» **Dataset excerpts**
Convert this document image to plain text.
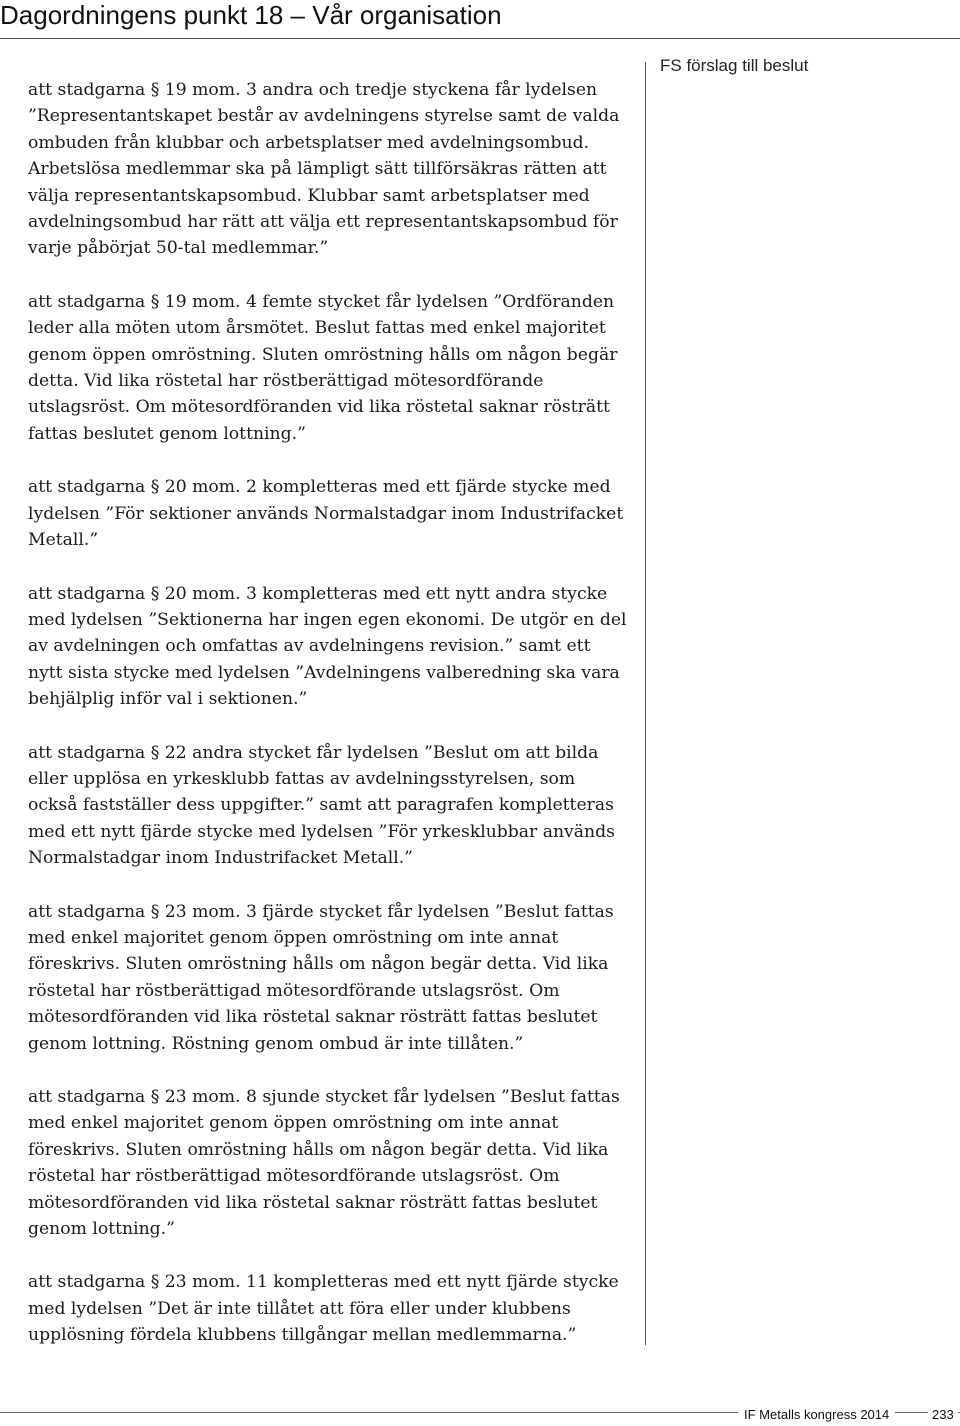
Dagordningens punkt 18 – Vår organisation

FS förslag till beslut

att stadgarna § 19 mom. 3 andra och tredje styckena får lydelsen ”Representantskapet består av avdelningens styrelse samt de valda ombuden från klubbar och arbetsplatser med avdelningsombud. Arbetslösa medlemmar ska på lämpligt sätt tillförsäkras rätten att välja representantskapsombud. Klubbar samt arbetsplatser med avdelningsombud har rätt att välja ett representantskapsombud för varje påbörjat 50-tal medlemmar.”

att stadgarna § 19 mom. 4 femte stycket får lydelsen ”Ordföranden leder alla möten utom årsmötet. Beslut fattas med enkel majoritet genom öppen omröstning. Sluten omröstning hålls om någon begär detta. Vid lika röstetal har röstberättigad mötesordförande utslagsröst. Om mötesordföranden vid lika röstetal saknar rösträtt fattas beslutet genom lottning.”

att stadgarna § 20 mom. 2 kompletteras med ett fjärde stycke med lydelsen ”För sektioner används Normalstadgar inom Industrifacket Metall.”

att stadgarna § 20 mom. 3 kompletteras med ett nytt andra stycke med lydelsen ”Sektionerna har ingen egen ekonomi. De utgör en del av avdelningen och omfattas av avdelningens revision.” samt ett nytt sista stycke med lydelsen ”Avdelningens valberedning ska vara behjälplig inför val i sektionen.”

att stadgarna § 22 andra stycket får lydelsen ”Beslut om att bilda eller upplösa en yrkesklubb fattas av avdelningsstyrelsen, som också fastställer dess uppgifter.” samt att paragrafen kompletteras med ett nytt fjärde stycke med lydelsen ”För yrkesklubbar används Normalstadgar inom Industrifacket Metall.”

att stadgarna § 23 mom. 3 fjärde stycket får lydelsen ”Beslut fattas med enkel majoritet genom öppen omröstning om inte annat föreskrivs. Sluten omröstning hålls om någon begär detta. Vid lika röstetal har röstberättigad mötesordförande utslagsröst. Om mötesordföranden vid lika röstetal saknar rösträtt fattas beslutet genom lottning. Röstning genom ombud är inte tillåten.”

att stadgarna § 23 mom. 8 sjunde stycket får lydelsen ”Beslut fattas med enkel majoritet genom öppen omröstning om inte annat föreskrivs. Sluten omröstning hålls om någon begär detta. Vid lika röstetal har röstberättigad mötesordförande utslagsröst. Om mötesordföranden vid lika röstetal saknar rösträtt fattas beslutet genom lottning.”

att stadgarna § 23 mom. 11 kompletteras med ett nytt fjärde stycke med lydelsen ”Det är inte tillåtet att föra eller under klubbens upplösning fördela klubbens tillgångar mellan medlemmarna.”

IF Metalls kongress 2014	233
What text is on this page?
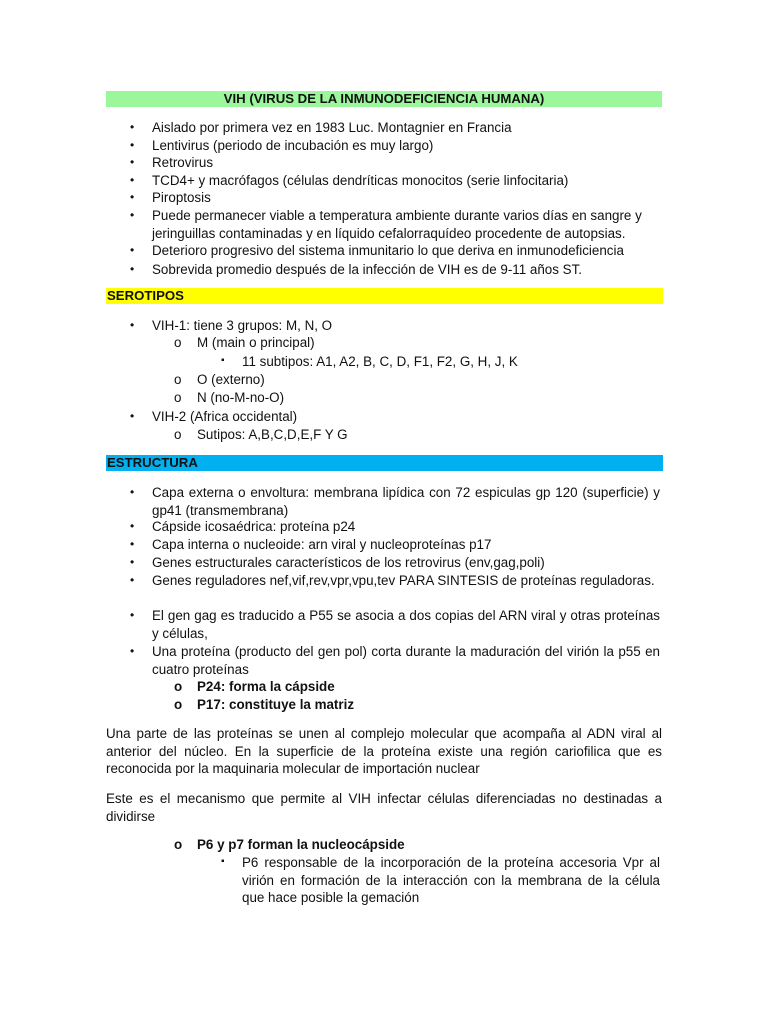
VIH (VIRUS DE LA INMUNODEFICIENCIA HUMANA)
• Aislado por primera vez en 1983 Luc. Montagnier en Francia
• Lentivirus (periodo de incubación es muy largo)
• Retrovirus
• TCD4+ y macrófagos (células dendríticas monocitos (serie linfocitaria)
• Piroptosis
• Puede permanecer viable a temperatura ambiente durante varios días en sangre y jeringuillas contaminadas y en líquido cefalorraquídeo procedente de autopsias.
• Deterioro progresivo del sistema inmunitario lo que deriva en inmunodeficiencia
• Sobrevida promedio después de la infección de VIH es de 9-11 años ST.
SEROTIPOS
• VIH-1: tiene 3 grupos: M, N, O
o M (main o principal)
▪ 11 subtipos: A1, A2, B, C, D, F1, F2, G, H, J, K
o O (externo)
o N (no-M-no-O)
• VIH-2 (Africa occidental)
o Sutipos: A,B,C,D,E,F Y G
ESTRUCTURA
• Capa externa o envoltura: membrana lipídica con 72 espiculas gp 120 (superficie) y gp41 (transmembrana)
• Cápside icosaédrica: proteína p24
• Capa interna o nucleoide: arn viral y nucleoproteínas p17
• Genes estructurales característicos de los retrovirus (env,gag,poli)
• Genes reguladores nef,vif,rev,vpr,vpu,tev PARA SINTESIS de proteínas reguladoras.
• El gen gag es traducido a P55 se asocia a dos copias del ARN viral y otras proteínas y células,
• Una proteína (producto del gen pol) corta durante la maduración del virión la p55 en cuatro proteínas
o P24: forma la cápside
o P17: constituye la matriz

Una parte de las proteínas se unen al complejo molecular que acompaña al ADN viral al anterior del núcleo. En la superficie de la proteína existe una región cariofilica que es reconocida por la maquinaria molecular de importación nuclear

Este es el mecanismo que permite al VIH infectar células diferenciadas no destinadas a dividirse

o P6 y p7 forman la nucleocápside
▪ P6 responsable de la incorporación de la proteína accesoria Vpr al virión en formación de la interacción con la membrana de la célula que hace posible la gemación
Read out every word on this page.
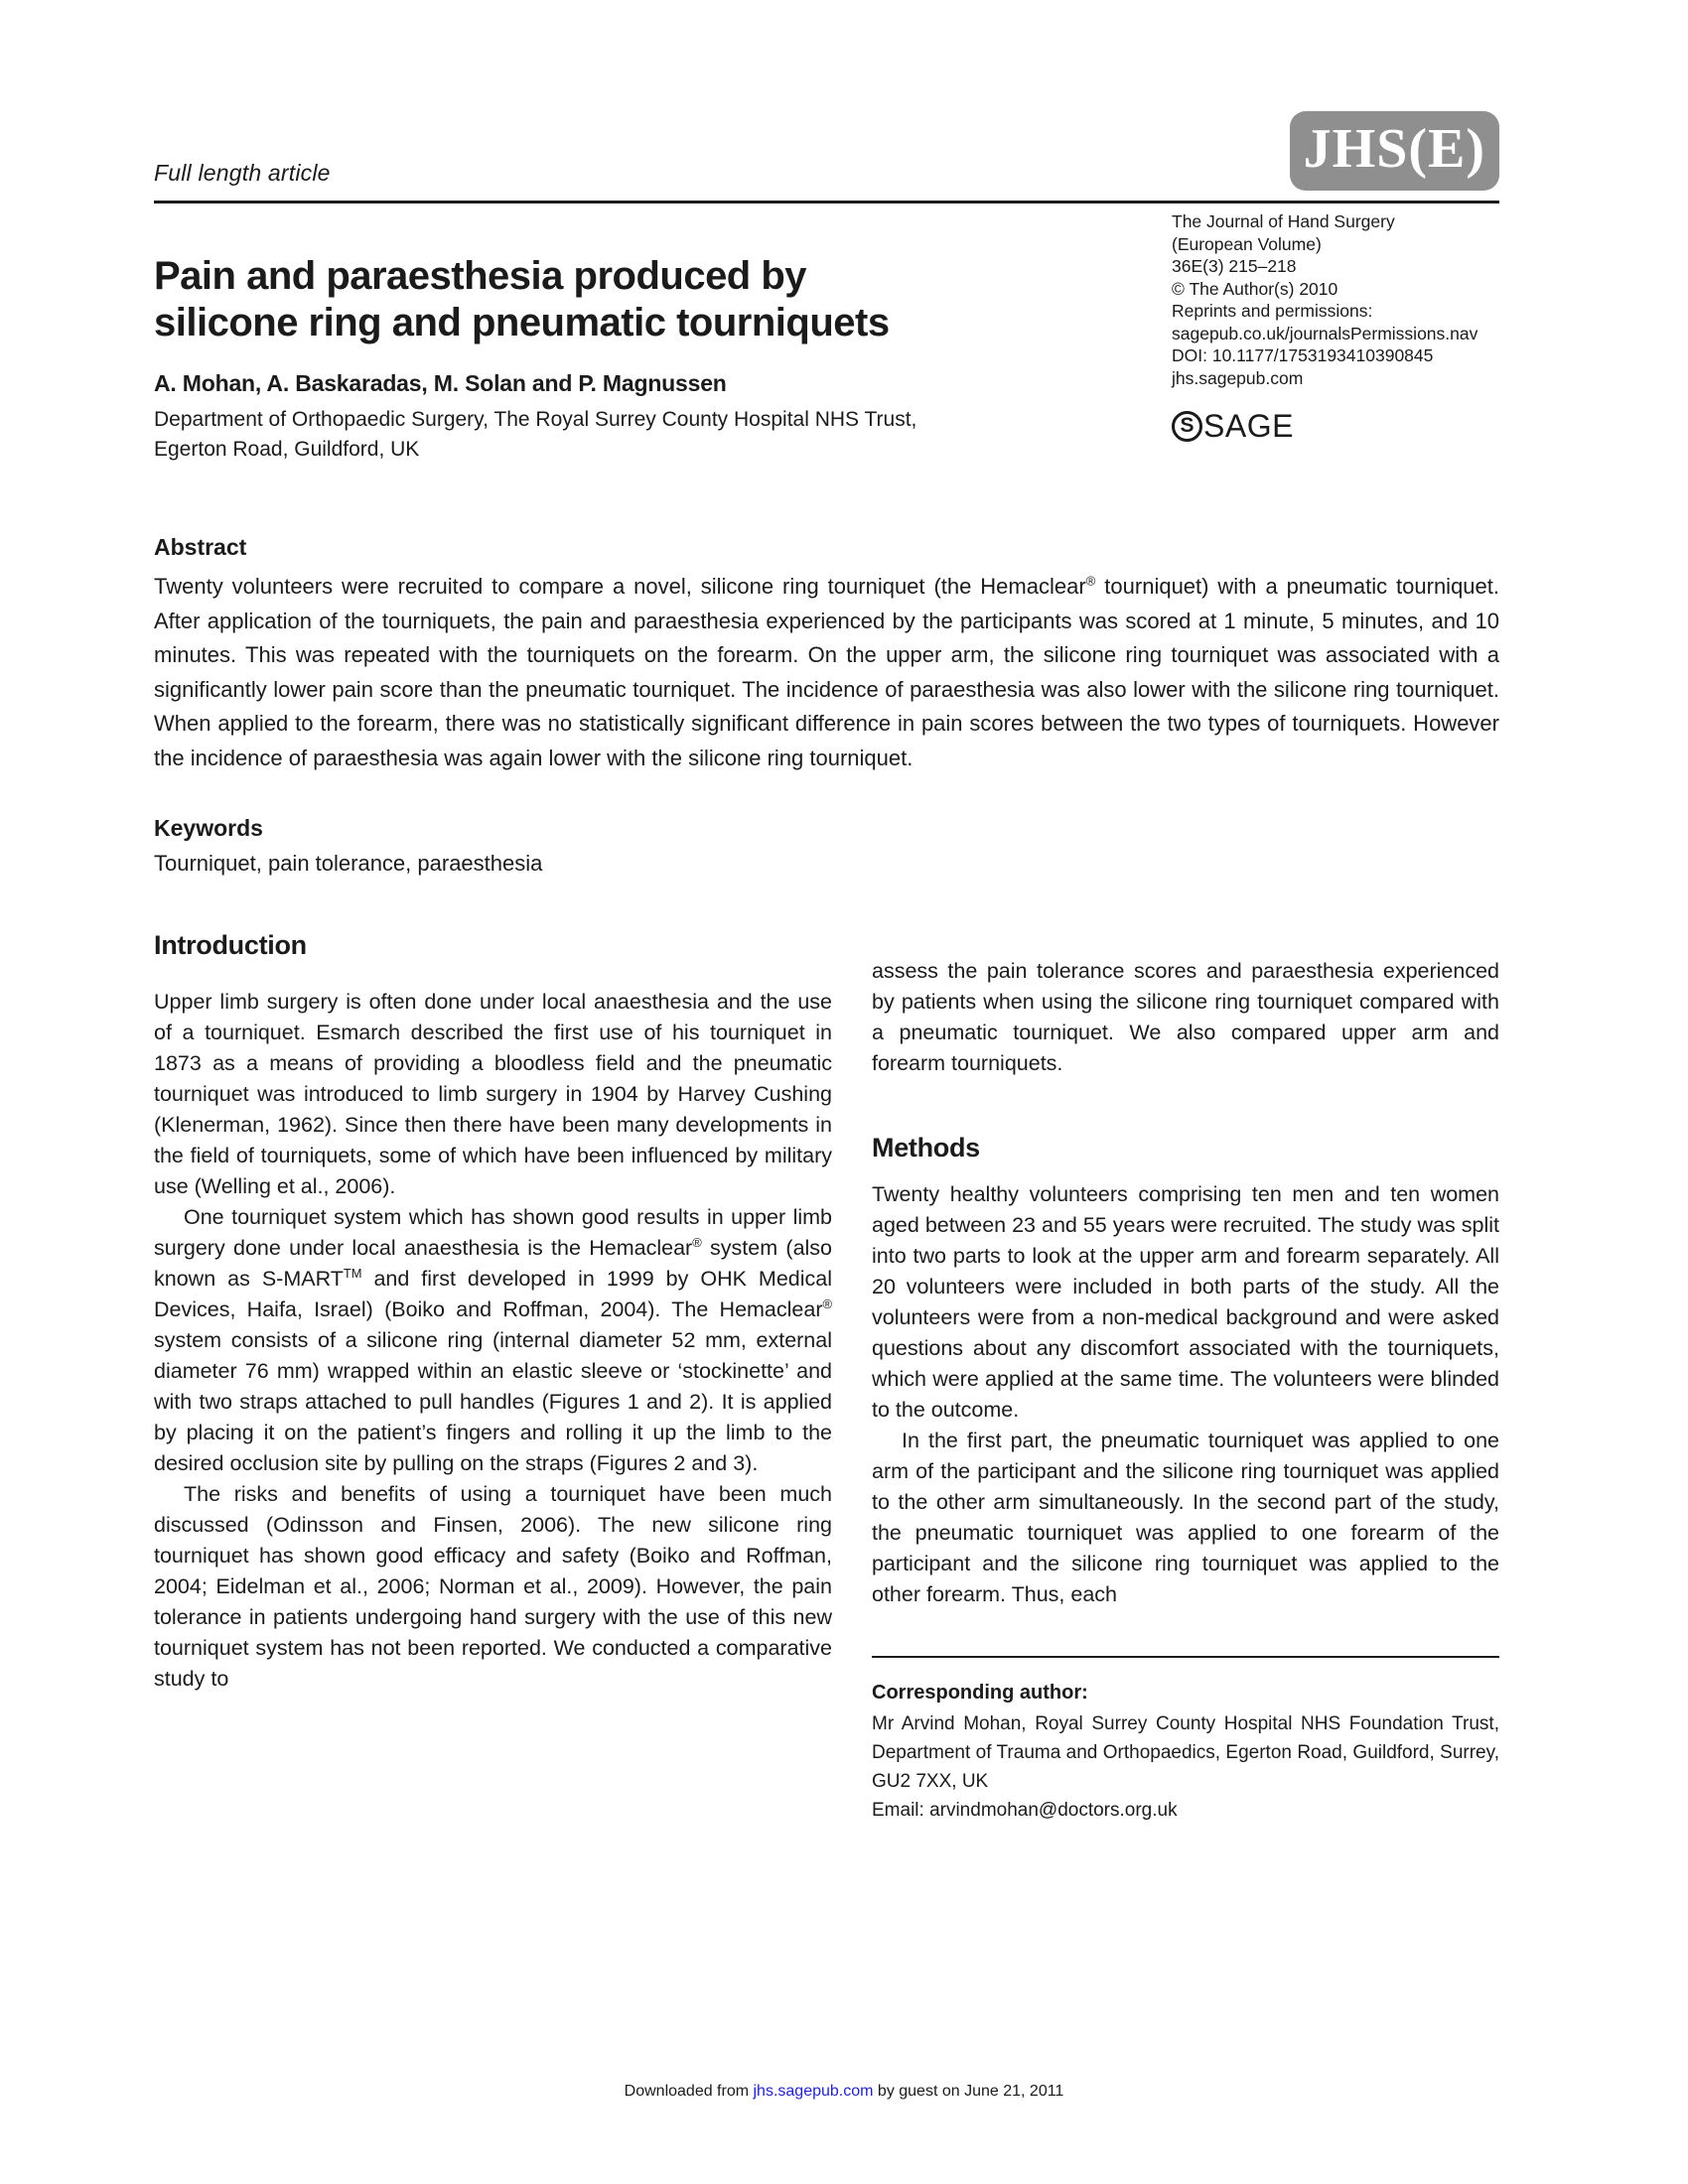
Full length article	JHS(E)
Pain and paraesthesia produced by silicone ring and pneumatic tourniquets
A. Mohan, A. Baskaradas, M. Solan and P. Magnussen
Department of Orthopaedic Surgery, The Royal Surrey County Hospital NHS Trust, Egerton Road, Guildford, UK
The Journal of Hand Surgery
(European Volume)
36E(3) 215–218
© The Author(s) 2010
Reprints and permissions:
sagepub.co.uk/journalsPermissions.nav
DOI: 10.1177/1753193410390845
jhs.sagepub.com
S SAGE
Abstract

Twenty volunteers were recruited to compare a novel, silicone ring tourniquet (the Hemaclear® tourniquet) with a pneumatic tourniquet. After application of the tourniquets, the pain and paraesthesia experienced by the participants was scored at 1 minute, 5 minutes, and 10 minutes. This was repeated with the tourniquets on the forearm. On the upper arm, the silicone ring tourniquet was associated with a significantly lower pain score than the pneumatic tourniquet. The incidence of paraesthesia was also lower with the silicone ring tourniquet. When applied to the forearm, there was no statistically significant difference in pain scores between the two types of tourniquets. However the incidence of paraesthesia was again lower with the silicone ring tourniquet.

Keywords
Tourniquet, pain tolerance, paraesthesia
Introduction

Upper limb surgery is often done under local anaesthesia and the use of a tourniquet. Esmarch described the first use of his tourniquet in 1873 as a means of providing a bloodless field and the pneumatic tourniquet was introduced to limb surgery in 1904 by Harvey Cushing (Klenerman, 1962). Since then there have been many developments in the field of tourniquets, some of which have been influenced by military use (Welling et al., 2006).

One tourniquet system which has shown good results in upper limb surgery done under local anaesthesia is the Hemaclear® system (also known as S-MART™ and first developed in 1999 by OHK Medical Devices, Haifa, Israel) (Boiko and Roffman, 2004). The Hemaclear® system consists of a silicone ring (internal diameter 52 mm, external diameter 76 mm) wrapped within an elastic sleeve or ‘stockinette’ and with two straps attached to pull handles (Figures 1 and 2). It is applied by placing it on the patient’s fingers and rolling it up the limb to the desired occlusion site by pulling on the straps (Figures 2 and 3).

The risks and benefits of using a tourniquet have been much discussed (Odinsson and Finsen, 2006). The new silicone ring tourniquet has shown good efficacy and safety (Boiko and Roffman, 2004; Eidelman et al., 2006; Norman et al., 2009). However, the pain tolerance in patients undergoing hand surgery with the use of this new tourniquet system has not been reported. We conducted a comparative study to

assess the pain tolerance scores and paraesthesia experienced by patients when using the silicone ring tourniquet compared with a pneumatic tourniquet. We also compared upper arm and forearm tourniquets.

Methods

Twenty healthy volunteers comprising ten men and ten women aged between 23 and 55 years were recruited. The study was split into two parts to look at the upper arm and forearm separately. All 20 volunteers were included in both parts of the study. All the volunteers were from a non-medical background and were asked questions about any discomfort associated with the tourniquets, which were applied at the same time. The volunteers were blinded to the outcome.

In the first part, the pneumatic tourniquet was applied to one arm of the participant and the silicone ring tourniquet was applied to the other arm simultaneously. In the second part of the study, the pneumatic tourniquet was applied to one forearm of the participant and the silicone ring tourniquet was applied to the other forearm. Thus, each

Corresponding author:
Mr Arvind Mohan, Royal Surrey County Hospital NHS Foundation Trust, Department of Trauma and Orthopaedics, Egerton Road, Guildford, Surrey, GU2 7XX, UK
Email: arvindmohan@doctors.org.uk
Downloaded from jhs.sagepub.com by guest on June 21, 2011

» **Task to carry out**
Work out how many lines of the entries hold the word "Hospital", and write only that figure.

» **Answer box**
2